(WORK TO BE COMPLETED) List the lines of this listing that hold the word "Berlin".

Extracted records:
################
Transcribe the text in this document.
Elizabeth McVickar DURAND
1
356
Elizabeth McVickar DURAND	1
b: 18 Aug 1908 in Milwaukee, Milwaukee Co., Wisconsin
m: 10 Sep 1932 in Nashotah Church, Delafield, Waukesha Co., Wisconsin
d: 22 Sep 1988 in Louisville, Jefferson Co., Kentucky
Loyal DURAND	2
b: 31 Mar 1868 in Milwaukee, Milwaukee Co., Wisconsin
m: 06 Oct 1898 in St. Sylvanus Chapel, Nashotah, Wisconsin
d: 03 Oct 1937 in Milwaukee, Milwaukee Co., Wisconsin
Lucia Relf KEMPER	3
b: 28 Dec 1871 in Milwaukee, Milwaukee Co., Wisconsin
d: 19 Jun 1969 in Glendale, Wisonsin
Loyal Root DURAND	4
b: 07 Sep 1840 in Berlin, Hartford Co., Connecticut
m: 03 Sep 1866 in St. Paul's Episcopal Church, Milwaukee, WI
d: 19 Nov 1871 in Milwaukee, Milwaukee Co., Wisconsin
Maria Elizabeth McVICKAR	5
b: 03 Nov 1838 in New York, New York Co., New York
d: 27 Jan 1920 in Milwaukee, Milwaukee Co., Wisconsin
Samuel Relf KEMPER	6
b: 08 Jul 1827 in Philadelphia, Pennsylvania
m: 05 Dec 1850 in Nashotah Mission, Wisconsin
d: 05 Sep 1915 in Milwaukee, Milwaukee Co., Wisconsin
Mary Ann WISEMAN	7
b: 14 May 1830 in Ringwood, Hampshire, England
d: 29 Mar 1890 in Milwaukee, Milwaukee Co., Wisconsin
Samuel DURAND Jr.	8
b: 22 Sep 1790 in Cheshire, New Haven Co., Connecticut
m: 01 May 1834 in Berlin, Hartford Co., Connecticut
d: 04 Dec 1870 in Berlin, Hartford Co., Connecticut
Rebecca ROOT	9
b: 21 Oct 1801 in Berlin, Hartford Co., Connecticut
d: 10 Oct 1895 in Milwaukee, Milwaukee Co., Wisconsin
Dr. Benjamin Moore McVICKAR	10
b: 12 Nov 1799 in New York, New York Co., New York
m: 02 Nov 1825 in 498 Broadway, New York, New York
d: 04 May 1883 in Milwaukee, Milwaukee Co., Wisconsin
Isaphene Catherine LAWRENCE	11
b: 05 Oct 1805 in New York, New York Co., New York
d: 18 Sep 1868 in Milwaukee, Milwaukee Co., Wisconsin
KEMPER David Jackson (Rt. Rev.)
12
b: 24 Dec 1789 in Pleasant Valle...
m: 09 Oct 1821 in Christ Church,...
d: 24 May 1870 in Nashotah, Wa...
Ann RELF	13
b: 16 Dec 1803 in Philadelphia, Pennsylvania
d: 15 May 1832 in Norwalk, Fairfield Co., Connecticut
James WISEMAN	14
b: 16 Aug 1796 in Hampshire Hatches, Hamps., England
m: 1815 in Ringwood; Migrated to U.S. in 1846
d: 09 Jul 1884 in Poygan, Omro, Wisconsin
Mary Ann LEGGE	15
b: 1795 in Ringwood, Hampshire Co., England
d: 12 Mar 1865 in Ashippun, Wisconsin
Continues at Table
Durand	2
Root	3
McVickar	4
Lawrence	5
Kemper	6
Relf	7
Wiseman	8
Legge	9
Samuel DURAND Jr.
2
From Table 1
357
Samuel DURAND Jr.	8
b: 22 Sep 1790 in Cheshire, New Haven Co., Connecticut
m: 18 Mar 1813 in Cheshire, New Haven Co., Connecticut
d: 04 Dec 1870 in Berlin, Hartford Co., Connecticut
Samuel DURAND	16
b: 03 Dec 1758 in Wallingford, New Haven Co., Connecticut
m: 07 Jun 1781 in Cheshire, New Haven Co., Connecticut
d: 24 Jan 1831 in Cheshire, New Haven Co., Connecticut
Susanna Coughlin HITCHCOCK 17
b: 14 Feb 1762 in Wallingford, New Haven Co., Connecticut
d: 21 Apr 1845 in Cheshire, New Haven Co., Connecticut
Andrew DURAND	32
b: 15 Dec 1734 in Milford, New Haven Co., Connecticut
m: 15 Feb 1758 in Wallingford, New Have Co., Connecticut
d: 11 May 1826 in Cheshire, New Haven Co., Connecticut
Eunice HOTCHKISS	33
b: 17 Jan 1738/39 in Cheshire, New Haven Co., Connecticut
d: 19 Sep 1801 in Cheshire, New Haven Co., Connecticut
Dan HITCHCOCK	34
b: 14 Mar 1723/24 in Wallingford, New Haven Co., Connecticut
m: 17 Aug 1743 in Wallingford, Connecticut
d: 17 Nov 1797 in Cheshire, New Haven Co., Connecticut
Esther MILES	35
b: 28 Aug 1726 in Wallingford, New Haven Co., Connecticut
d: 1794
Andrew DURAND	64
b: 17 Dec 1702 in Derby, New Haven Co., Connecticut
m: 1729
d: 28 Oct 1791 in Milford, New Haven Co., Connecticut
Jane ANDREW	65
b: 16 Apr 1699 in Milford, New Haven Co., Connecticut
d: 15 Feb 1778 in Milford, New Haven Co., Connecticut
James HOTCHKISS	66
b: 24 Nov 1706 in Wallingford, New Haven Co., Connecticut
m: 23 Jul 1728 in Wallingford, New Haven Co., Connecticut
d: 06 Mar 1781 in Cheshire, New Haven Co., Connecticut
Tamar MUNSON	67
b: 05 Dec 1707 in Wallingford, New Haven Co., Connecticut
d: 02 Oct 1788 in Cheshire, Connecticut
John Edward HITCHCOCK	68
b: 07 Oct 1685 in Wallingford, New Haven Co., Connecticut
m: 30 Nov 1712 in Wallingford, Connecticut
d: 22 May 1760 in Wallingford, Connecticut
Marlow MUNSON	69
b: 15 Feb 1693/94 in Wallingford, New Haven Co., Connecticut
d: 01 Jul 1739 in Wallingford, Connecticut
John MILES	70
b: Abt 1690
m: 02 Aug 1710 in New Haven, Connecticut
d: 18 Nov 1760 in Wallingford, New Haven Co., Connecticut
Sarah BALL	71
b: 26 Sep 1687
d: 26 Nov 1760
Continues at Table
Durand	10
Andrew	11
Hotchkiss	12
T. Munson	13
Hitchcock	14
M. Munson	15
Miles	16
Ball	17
################
(ANSWER TO THIS EXERCISE)
b: 07 Sep 1840 in Berlin, Hartford Co., Connecticut
m: 01 May 1834 in Berlin, Hartford Co., Connecticut
d: 04 Dec 1870 in Berlin, Hartford Co., Connecticut
b: 21 Oct 1801 in Berlin, Hartford Co., Connecticut
d: 04 Dec 1870 in Berlin, Hartford Co., Connecticut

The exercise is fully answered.